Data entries
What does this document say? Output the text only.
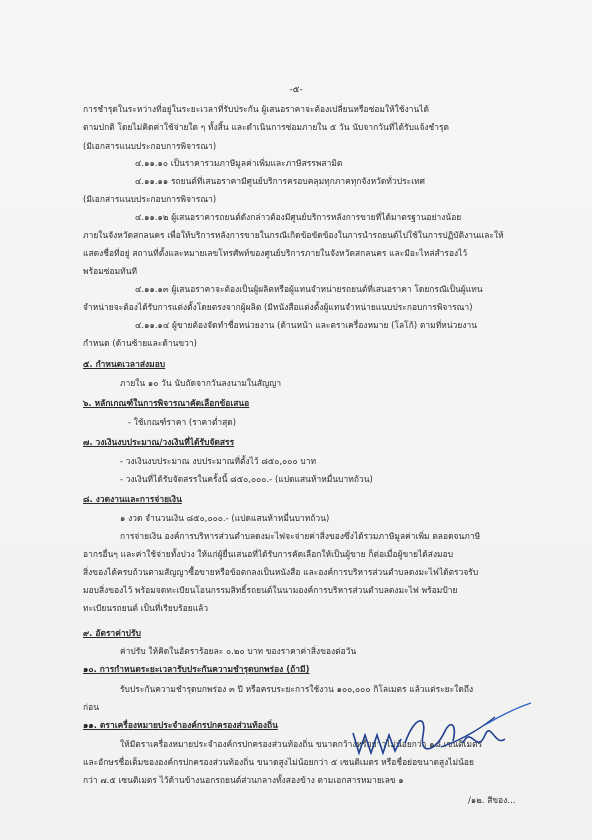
-๕-
การชำรุดในระหว่างที่อยู่ในระยะเวลาที่รับประกัน ผู้เสนอราคาจะต้องเปลี่ยนหรือซ่อมให้ใช้งานได้
ตามปกติ โดยไม่คิดค่าใช้จ่ายใด ๆ ทั้งสิ้น และดำเนินการซ่อมภายใน ๕ วัน นับจากวันที่ได้รับแจ้งชำรุด
(มีเอกสารแนบประกอบการพิจารณา)
๔.๑๑.๑๐ เป็นราคารวมภาษีมูลค่าเพิ่มและภาษีสรรพสามิต
๔.๑๑.๑๑ รถยนต์ที่เสนอราคามีศูนย์บริการครอบคลุมทุกภาคทุกจังหวัดทั่วประเทศ
(มีเอกสารแนบประกอบการพิจารณา)
๔.๑๑.๑๒ ผู้เสนอราคารถยนต์ดังกล่าวต้องมีศูนย์บริการหลังการขายที่ได้มาตรฐานอย่างน้อย
ภายในจังหวัดสกลนคร เพื่อให้บริการหลังการขายในกรณีเกิดข้อขัดข้องในการนำรถยนต์ไปใช้ในการปฏิบัติงานและให้
แสดงชื่อที่อยู่ สถานที่ตั้งและหมายเลขโทรศัพท์ของศูนย์บริการภายในจังหวัดสกลนคร และมีอะไหล่สำรองไว้
พร้อมซ่อมทันที
๔.๑๑.๑๓ ผู้เสนอราคาจะต้องเป็นผู้ผลิตหรือผู้แทนจำหน่ายรถยนต์ที่เสนอราคา โดยกรณีเป็นผู้แทน
จำหน่ายจะต้องได้รับการแต่งตั้งโดยตรงจากผู้ผลิต (มีหนังสือแต่งตั้งผู้แทนจำหน่ายแนบประกอบการพิจารณา)
๔.๑๑.๑๔ ผู้ขายต้องจัดทำชื่อหน่วยงาน (ด้านหน้า และตราเครื่องหมาย (โลโก้) ตามที่หน่วยงาน
กำหนด (ด้านซ้ายและด้านขวา)
๕. กำหนดเวลาส่งมอบ
ภายใน ๑๐ วัน นับถัดจากวันลงนามในสัญญา
๖. หลักเกณฑ์ในการพิจารณาคัดเลือกข้อเสนอ
- ใช้เกณฑ์ราคา (ราคาต่ำสุด)
๗. วงเงินงบประมาณ/วงเงินที่ได้รับจัดสรร
- วงเงินงบประมาณ งบประมาณที่ตั้งไว้ ๘๕๐,๐๐๐ บาท
- วงเงินที่ได้รับจัดสรรในครั้งนี้ ๘๕๐,๐๐๐.- (แปดแสนห้าหมื่นบาทถ้วน)
๘. งวดงานและการจ่ายเงิน
๑ งวด จำนวนเงิน ๘๕๐,๐๐๐.- (แปดแสนห้าหมื่นบาทถ้วน)
การจ่ายเงิน องค์การบริหารส่วนตำบลดงมะไฟจะจ่ายค่าสิ่งของซึ่งได้รวมภาษีมูลค่าเพิ่ม ตลอดจนภาษี
อากรอื่นๆ และค่าใช้จ่ายทั้งปวง ให้แก่ผู้ยื่นเสนอที่ได้รับการคัดเลือกให้เป็นผู้ขาย ก็ต่อเมื่อผู้ขายได้ส่งมอบ
สิ่งของได้ครบถ้วนตามสัญญาซื้อขายหรือข้อตกลงเป็นหนังสือ และองค์การบริหารส่วนตำบลดงมะไฟได้ตรวจรับ
มอบสิ่งของไว้ พร้อมจดทะเบียนโอนกรรมสิทธิ์รถยนต์ในนามองค์การบริหารส่วนตำบลดงมะไฟ พร้อมป้าย
ทะเบียนรถยนต์ เป็นที่เรียบร้อยแล้ว
๙. อัตราค่าปรับ
ค่าปรับ ให้คิดในอัตราร้อยละ ๐.๒๐ บาท ของราคาค่าสิ่งของต่อวัน
๑๐. การกำหนดระยะเวลารับประกันความชำรุดบกพร่อง (ถ้ามี)
รับประกันความชำรุดบกพร่อง ๓ ปี หรือครบระยะการใช้งาน ๑๐๐,๐๐๐ กิโลเมตร แล้วแต่ระยะใดถึง
ก่อน
๑๑. ตราเครื่องหมายประจำองค์กรปกครองส่วนท้องถิ่น
ให้มีตราเครื่องหมายประจำองค์กรปกครองส่วนท้องถิ่น ขนาดกว้างหรือยาวไม่น้อยกว่า ๑๘ เซนติเมตร
และอักษรชื่อเต็มขององค์กรปกครองส่วนท้องถิ่น ขนาดสูงไม่น้อยกว่า ๕ เซนติเมตร หรือชื่อย่อขนาดสูงไม่น้อย
กว่า ๗.๕ เซนติเมตร ไว้ด้านข้างนอกรถยนต์ส่วนกลางทั้งสองข้าง ตามเอกสารหมายเลข ๑
/๑๒. สีของ...
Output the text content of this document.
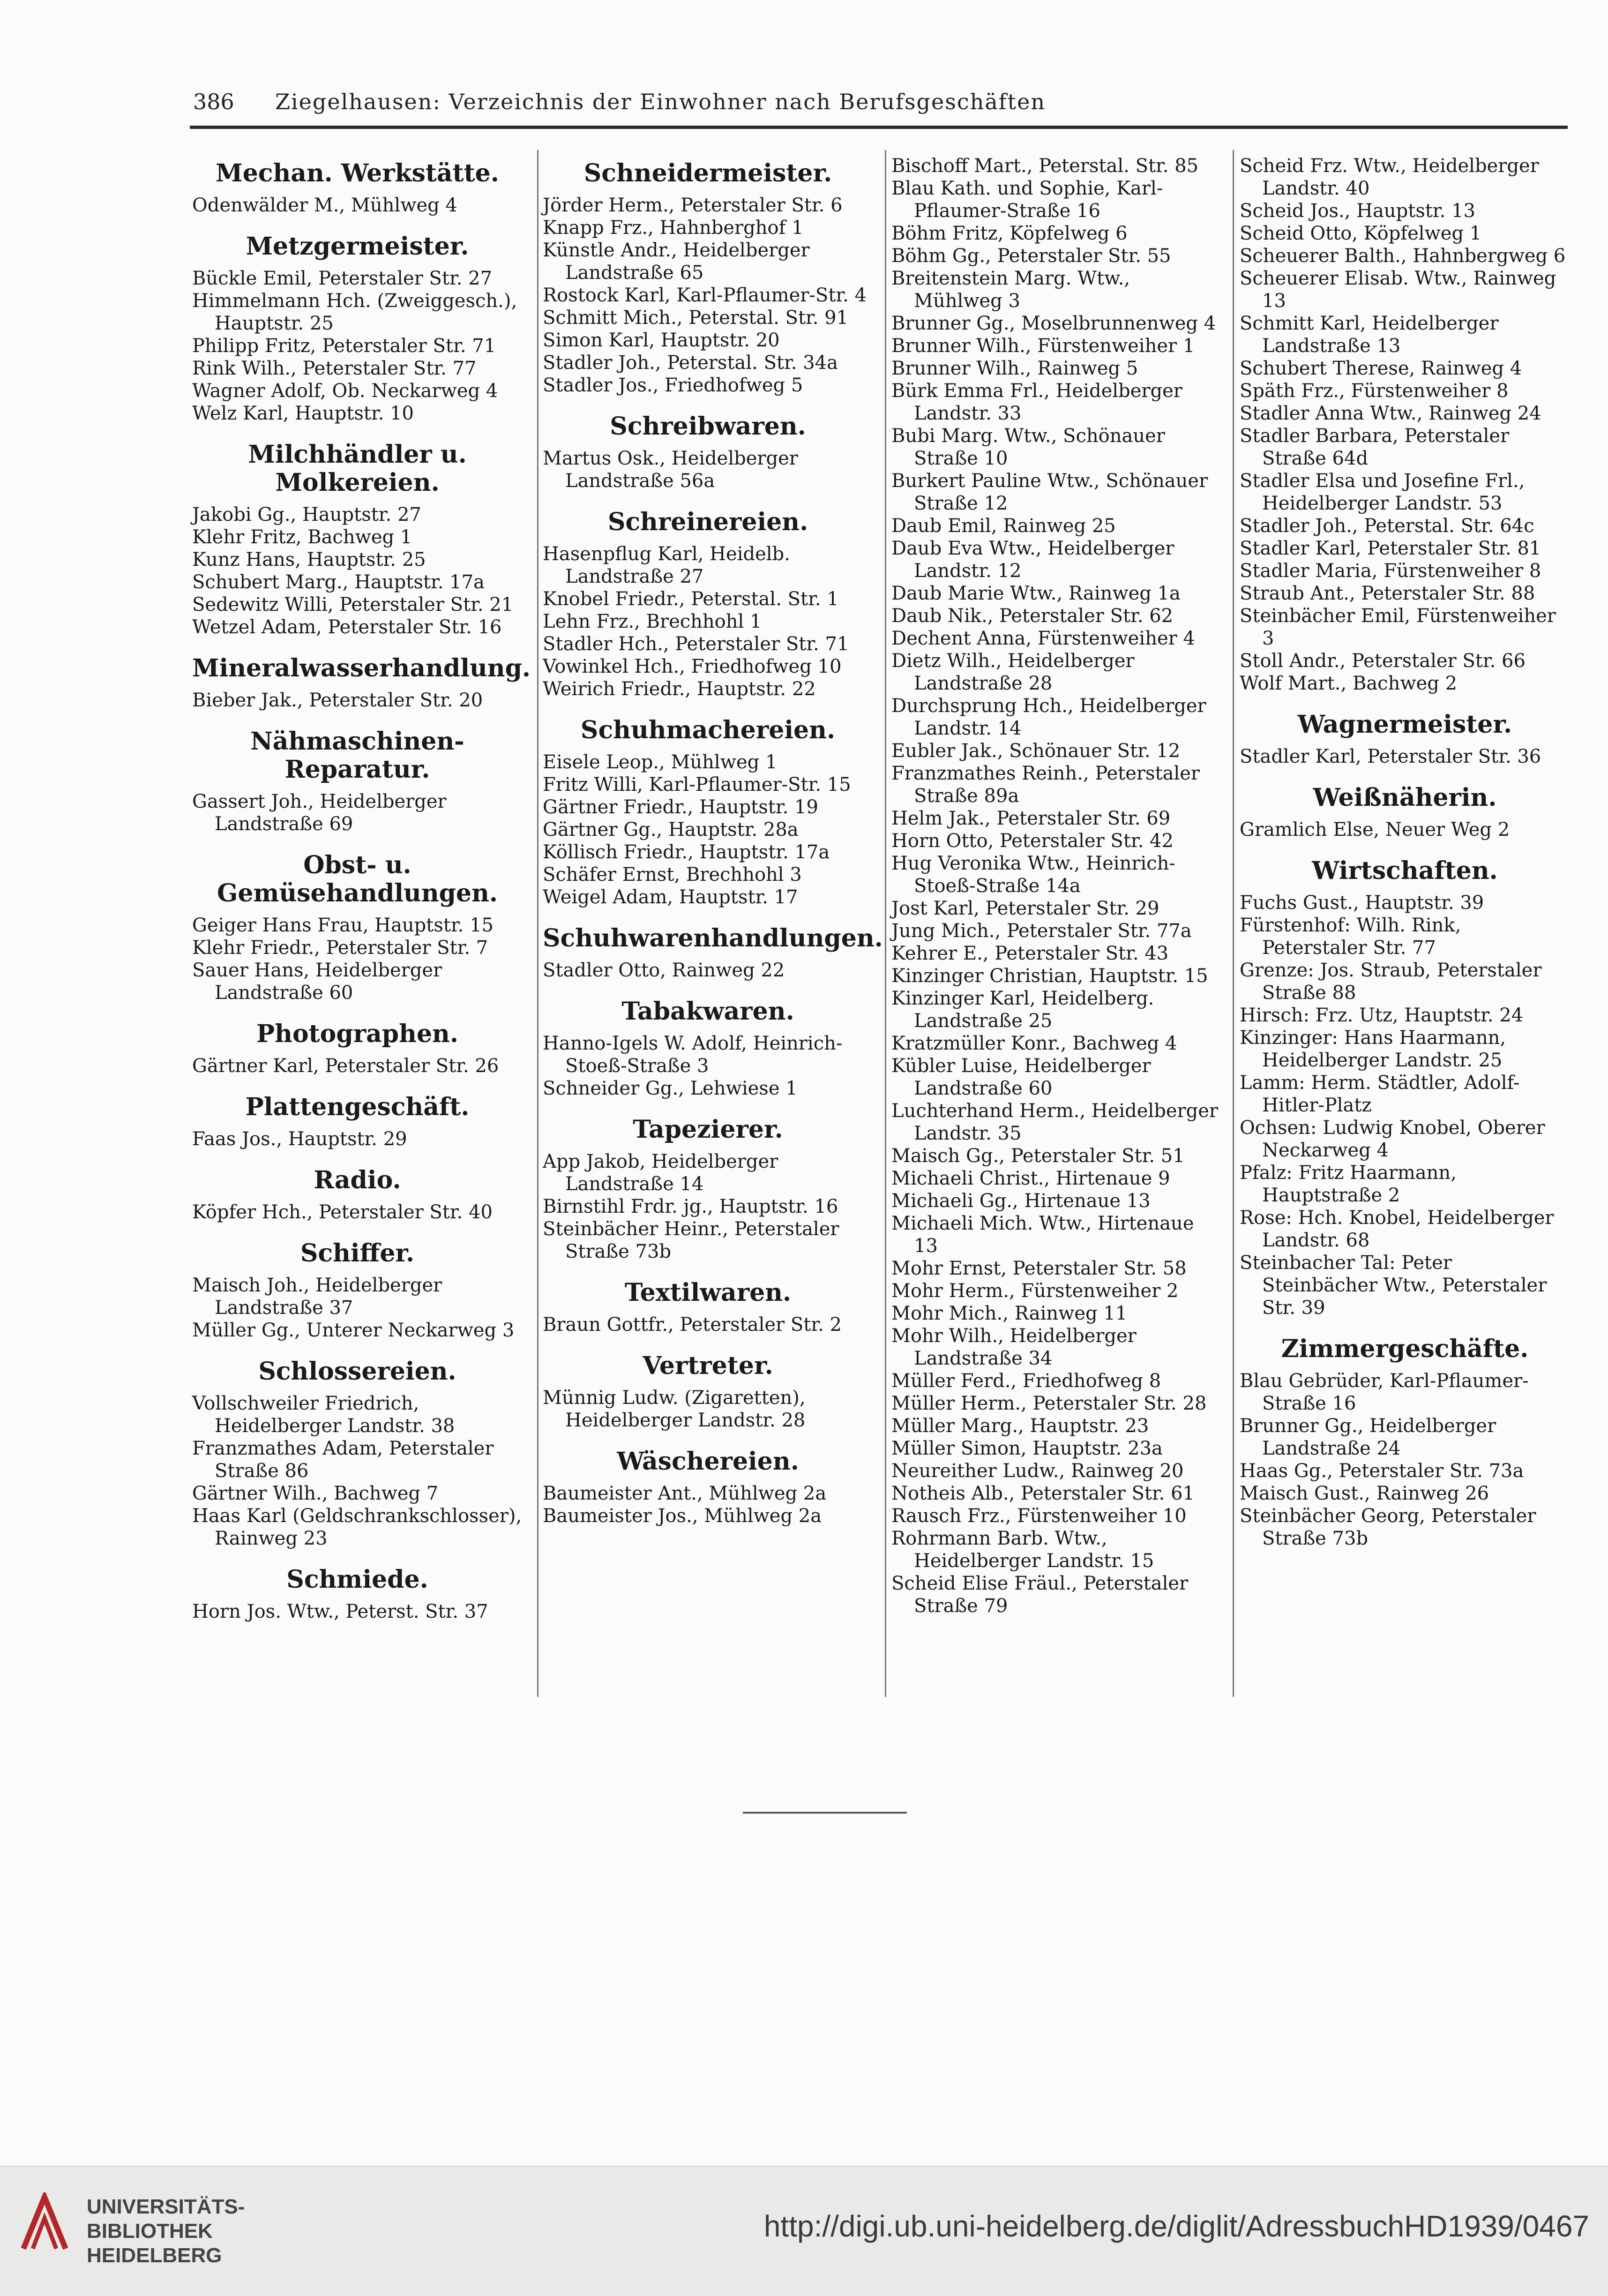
386 Ziegelhausen: Verzeichnis der Einwohner nach Berufsgeschäften
Mechan. Werkstätte.
Odenwälder M., Mühlweg 4
Metzgermeister.
Bückle Emil, Peterstaler Str. 27
Himmelmann Hch. (Zweiggesch.), Hauptstr. 25
Philipp Fritz, Peterstaler Str. 71
Rink Wilh., Peterstaler Str. 77
Wagner Adolf, Ob. Neckarweg 4
Welz Karl, Hauptstr. 10
Milchhändler u. Molkereien.
Jakobi Gg., Hauptstr. 27
Klehr Fritz, Bachweg 1
Kunz Hans, Hauptstr. 25
Schubert Marg., Hauptstr. 17a
Sedewitz Willi, Peterstaler Str. 21
Wetzel Adam, Peterstaler Str. 16
Mineralwasserhandlung.
Bieber Jak., Peterstaler Str. 20
Nähmaschinen-Reparatur.
Gassert Joh., Heidelberger Landstraße 69
Obst- u. Gemüsehandlungen.
Geiger Hans Frau, Hauptstr. 15
Klehr Friedr., Peterstaler Str. 7
Sauer Hans, Heidelberger Landstraße 60
Photographen.
Gärtner Karl, Peterstaler Str. 26
Plattengeschäft.
Faas Jos., Hauptstr. 29
Radio.
Köpfer Hch., Peterstaler Str. 40
Schiffer.
Maisch Joh., Heidelberger Landstraße 37
Müller Gg., Unterer Neckarweg 3
Schlossereien.
Vollschweiler Friedrich, Heidelberger Landstr. 38
Franzmathes Adam, Peterstaler Straße 86
Gärtner Wilh., Bachweg 7
Haas Karl (Geldschrankschlosser), Rainweg 23
Schmiede.
Horn Jos. Wtw., Peterst. Str. 37
Schneidermeister.
Jörder Herm., Peterstaler Str. 6
Knapp Frz., Hahnberghof 1
Künstle Andr., Heidelberger Landstraße 65
Rostock Karl, Karl-Pflaumer-Str. 4
Schmitt Mich., Peterstal. Str. 91
Simon Karl, Hauptstr. 20
Stadler Joh., Peterstal. Str. 34a
Stadler Jos., Friedhofweg 5
Schreibwaren.
Martus Osk., Heidelberger Landstraße 56a
Schreinereien.
Hasenpflug Karl, Heidelb. Landstraße 27
Knobel Friedr., Peterstal. Str. 1
Lehn Frz., Brechhohl 1
Stadler Hch., Peterstaler Str. 71
Vowinkel Hch., Friedhofweg 10
Weirich Friedr., Hauptstr. 22
Schuhmachereien.
Eisele Leop., Mühlweg 1
Fritz Willi, Karl-Pflaumer-Str. 15
Gärtner Friedr., Hauptstr. 19
Gärtner Gg., Hauptstr. 28a
Köllisch Friedr., Hauptstr. 17a
Schäfer Ernst, Brechhohl 3
Weigel Adam, Hauptstr. 17
Schuhwarenhandlungen.
Stadler Otto, Rainweg 22
Tabakwaren.
Hanno-Igels W. Adolf, Heinrich-Stoeß-Straße 3
Schneider Gg., Lehwiese 1
Tapezierer.
App Jakob, Heidelberger Landstraße 14
Birnstihl Frdr. jg., Hauptstr. 16
Steinbächer Heinr., Peterstaler Straße 73b
Textilwaren.
Braun Gottfr., Peterstaler Str. 2
Vertreter.
Münnig Ludw. (Zigaretten), Heidelberger Landstr. 28
Wäschereien.
Baumeister Ant., Mühlweg 2a
Baumeister Jos., Mühlweg 2a
Bischoff Mart., Peterstal. Str. 85
Blau Kath. und Sophie, Karl-Pflaumer-Straße 16
Böhm Fritz, Köpfelweg 6
Böhm Gg., Peterstaler Str. 55
Breitenstein Marg. Wtw., Mühlweg 3
Brunner Gg., Moselbrunnenweg 4
Brunner Wilh., Fürstenweiher 1
Brunner Wilh., Rainweg 5
Bürk Emma Frl., Heidelberger Landstr. 33
Bubi Marg. Wtw., Schönauer Straße 10
Burkert Pauline Wtw., Schönauer Straße 12
Daub Emil, Rainweg 25
Daub Eva Wtw., Heidelberger Landstr. 12
Daub Marie Wtw., Rainweg 1a
Daub Nik., Peterstaler Str. 62
Dechent Anna, Fürstenweiher 4
Dietz Wilh., Heidelberger Landstraße 28
Durchsprung Hch., Heidelberger Landstr. 14
Eubler Jak., Schönauer Str. 12
Franzmathes Reinh., Peterstaler Straße 89a
Helm Jak., Peterstaler Str. 69
Horn Otto, Peterstaler Str. 42
Hug Veronika Wtw., Heinrich-Stoeß-Straße 14a
Jost Karl, Peterstaler Str. 29
Jung Mich., Peterstaler Str. 77a
Kehrer E., Peterstaler Str. 43
Kinzinger Christian, Hauptstr. 15
Kinzinger Karl, Heidelberg. Landstraße 25
Kratzmüller Konr., Bachweg 4
Kübler Luise, Heidelberger Landstraße 60
Luchterhand Herm., Heidelberger Landstr. 35
Maisch Gg., Peterstaler Str. 51
Michaeli Christ., Hirtenaue 9
Michaeli Gg., Hirtenaue 13
Michaeli Mich. Wtw., Hirtenaue 13
Mohr Ernst, Peterstaler Str. 58
Mohr Herm., Fürstenweiher 2
Mohr Mich., Rainweg 11
Mohr Wilh., Heidelberger Landstraße 34
Müller Ferd., Friedhofweg 8
Müller Herm., Peterstaler Str. 28
Müller Marg., Hauptstr. 23
Müller Simon, Hauptstr. 23a
Neureither Ludw., Rainweg 20
Notheis Alb., Peterstaler Str. 61
Rausch Frz., Fürstenweiher 10
Rohrmann Barb. Wtw., Heidelberger Landstr. 15
Scheid Elise Fräul., Peterstaler Straße 79
Scheid Frz. Wtw., Heidelberger Landstr. 40
Scheid Jos., Hauptstr. 13
Scheid Otto, Köpfelweg 1
Scheuerer Balth., Hahnbergweg 6
Scheuerer Elisab. Wtw., Rainweg 13
Schmitt Karl, Heidelberger Landstraße 13
Schubert Therese, Rainweg 4
Späth Frz., Fürstenweiher 8
Stadler Anna Wtw., Rainweg 24
Stadler Barbara, Peterstaler Straße 64d
Stadler Elsa und Josefine Frl., Heidelberger Landstr. 53
Stadler Joh., Peterstal. Str. 64c
Stadler Karl, Peterstaler Str. 81
Stadler Maria, Fürstenweiher 8
Straub Ant., Peterstaler Str. 88
Steinbächer Emil, Fürstenweiher 3
Stoll Andr., Peterstaler Str. 66
Wolf Mart., Bachweg 2
Wagnermeister.
Stadler Karl, Peterstaler Str. 36
Weißnäherin.
Gramlich Else, Neuer Weg 2
Wirtschaften.
Fuchs Gust., Hauptstr. 39
Fürstenhof: Wilh. Rink, Peterstaler Str. 77
Grenze: Jos. Straub, Peterstaler Straße 88
Hirsch: Frz. Utz, Hauptstr. 24
Kinzinger: Hans Haarmann, Heidelberger Landstr. 25
Lamm: Herm. Städtler, Adolf-Hitler-Platz
Ochsen: Ludwig Knobel, Oberer Neckarweg 4
Pfalz: Fritz Haarmann, Hauptstraße 2
Rose: Hch. Knobel, Heidelberger Landstr. 68
Steinbacher Tal: Peter Steinbächer Wtw., Peterstaler Str. 39
Zimmergeschäfte.
Blau Gebrüder, Karl-Pflaumer-Straße 16
Brunner Gg., Heidelberger Landstraße 24
Haas Gg., Peterstaler Str. 73a
Maisch Gust., Rainweg 26
Steinbächer Georg, Peterstaler Straße 73b
UNIVERSITÄTS-
BIBLIOTHEK
HEIDELBERG
http://digi.ub.uni-heidelberg.de/diglit/AdressbuchHD1939/0467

▶ **STATED GOAL**
From the entries above, copy every line where the word "กรปกครองส" shows up.

▶ **EXPECTED OUTPUT**
๑๑. ตราเครื่องหมายประจำองค์กรปกครองส่วนท้องถิ่น
ให้มีตราเครื่องหมายประจำองค์กรปกครองส่วนท้องถิ่น ขนาดกว้างหรือยาวไม่น้อยกว่า ๑๘ เซนติเมตร
และอักษรชื่อเต็มขององค์กรปกครองส่วนท้องถิ่น ขนาดสูงไม่น้อยกว่า ๕ เซนติเมตร หรือชื่อย่อขนาดสูงไม่น้อย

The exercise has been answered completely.